→ **Request A**: Reproduce the text of the PostgreSQL backup article between "- Part 4 — PITR" and "- pg_dump vs pg_dumpall — What's the difference?", inclusive.
→ **Request B**: According to the PostgreSQL backup article, why is a hybrid strategy essential for large-scale recovery?

→ **Article**:
________________________________________
PostgreSQL Backup & Recovery Part 2 — pg_dump and pg_dumpall in Practice
Pg_dump is the most familiar backup tool, but it is a complement — not a replacement — for production disaster recovery. It excels at selective restore, version migration, and dev environment cloning. Output format choice (plain/custom/directory) determines recovery flexibility and performance, and pg_restore's parallel and selective restore capabilities are the key to cutting real-world incident response time. pg_dumpall captures cluster-wide objects (roles, tablespaces) but is plain-SQL only, making a hybrid strategy essential for large-scale recovery.
Series overview
- Part 1 — Backup Fundamentals and Strategy
- Part 2 — Logical Backup — pg_dump & pg_dumpall in Practice (you are here)
- Part 3 — Physical Backup — pg_basebackup and WAL Archiving (coming soon)
- Part 4 — PITR (Point-in-Time Recovery) Implementation Guide (coming soon)
- Part 5 — Enterprise Backup Tools Compared — pgBackRest vs Barman vs WAL-G (coming soon)
- Part 6 — Backup Automation & Monitoring, and Recovery Drills (coming soon)
Table of Contents
- Introduction — Where logical backup fits
- pg_dump vs pg_dumpall — What's the difference?
- Output formats explained
- pg_dump recipes
- pg_restore recipes
- pg_dumpall recipes
- Password security — Using .pgpass
- Backup automation scripts
- Performance optimization for large databases
- Limits of logical backup and when physical backup is required
- Closing
1. Introduction — Where logical backup fits
Part 1 established PostgreSQL's three backup approaches: logical backup, physical backup, and WAL archiving. Each plays a distinct role, and combining them is what makes a production-grade strategy.
Logical backup is usually the first method you encounter. pg_dump is PostgreSQL's standard bundled tool, exporting a database as SQL or an archive format. Its key advantage: it produces a consistent snapshot without blocking other users' reads or writes.
The official PostgreSQL documentation is explicit about its scope.
"Except for simple situations, pg_dump is not suitable as the regular backup tool for a production database."
— postgresql.org/docs/current/app-pgdump.html
pg_dump is powerful for selective restore, major-version migration, and dev/test environment cloning. For production disaster recovery that requires PITR, physical backup is mandatory. Logical backup is meant to complement physical backup, not replace it.
2. pg_dump vs pg_dumpall — What's the difference?
________________________________________
→ **Information supplied**:
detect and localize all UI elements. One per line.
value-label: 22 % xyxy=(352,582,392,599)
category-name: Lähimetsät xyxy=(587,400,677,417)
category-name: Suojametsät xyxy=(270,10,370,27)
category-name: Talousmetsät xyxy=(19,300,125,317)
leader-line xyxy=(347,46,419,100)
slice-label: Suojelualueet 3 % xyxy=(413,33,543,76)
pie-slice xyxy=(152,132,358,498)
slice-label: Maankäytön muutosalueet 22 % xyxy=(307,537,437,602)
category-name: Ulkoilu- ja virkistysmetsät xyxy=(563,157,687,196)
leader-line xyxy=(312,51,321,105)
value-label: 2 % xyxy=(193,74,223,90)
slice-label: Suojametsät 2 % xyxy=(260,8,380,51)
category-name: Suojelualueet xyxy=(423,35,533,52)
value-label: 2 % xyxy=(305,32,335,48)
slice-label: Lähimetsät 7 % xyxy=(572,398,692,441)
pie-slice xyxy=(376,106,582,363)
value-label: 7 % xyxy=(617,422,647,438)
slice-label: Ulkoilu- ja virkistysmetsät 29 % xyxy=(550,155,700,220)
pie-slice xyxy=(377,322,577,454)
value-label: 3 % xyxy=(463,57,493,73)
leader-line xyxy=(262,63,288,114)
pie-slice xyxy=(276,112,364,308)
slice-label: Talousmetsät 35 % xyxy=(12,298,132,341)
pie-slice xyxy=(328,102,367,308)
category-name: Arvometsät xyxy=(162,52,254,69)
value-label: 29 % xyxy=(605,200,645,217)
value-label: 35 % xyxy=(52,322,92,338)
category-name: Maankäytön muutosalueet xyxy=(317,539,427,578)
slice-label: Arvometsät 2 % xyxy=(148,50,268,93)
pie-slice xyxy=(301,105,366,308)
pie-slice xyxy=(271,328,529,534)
________________________________________
→ **Full output A**:
- Part 4 — PITR (Point-in-Time Recovery) Implementation Guide (coming soon)
- Part 5 — Enterprise Backup Tools Compared — pgBackRest vs Barman vs WAL-G (coming soon)
- Part 6 — Backup Automation & Monitoring, and Recovery Drills (coming soon)
Table of Contents
- Introduction — Where logical backup fits
- pg_dump vs pg_dumpall — What's the difference?

→ **Full output B**: pg_dumpall captures cluster-wide objects such as roles and tablespaces, but its output is plain SQL only. That limitation is what makes a hybrid strategy essential for large-scale recovery.